## Start Dataset extract

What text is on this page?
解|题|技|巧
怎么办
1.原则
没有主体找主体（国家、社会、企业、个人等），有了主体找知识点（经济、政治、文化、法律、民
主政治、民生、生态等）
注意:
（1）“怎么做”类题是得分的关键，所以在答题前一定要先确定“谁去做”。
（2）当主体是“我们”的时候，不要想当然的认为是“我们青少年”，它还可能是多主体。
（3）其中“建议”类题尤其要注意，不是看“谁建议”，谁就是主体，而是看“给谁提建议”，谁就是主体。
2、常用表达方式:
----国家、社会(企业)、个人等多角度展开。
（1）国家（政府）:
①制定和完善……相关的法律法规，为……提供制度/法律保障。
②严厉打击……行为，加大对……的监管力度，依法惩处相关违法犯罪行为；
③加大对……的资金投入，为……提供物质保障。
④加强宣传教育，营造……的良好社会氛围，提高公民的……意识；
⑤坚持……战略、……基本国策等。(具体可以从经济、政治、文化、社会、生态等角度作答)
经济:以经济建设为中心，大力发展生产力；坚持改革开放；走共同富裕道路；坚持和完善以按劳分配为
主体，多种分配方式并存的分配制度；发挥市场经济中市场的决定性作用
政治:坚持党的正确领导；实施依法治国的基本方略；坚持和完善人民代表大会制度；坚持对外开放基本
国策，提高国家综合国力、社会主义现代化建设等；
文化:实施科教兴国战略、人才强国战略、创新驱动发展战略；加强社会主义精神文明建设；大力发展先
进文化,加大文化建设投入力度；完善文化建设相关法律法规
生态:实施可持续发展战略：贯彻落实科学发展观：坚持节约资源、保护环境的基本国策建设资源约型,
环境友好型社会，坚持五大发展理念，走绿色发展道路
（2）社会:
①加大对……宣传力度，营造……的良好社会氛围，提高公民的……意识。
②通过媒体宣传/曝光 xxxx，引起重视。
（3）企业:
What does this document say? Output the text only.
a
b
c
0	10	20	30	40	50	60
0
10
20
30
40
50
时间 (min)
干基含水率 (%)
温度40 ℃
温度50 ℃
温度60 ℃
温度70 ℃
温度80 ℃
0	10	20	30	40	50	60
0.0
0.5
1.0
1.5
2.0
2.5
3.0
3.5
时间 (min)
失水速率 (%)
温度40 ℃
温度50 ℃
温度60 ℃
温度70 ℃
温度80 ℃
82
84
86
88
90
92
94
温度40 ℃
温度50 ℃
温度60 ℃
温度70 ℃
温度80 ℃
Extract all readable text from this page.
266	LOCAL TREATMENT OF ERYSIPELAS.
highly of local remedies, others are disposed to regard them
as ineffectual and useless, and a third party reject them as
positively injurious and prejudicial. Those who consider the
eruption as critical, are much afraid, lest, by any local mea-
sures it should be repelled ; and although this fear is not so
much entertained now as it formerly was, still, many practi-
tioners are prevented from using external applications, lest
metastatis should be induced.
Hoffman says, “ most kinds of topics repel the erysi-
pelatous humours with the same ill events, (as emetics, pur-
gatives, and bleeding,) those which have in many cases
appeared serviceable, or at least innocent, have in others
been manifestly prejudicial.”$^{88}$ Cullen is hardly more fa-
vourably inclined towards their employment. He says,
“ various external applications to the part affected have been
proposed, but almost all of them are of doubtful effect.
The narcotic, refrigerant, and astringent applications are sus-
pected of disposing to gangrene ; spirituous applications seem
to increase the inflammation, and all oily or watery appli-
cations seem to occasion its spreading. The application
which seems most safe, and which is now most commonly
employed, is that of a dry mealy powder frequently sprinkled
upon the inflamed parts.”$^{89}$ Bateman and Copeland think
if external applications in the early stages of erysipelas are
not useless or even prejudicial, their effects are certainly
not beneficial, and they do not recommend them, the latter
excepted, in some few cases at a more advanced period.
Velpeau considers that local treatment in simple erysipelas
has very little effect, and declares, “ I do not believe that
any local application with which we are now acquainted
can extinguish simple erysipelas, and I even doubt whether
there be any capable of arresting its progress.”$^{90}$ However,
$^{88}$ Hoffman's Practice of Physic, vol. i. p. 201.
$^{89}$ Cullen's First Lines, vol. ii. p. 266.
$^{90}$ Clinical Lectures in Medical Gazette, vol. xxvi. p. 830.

## End Dataset extract

Exercise directions: Count the lines above that contain the word "的良好社会氛围". Give only the number.

Solved problem: 2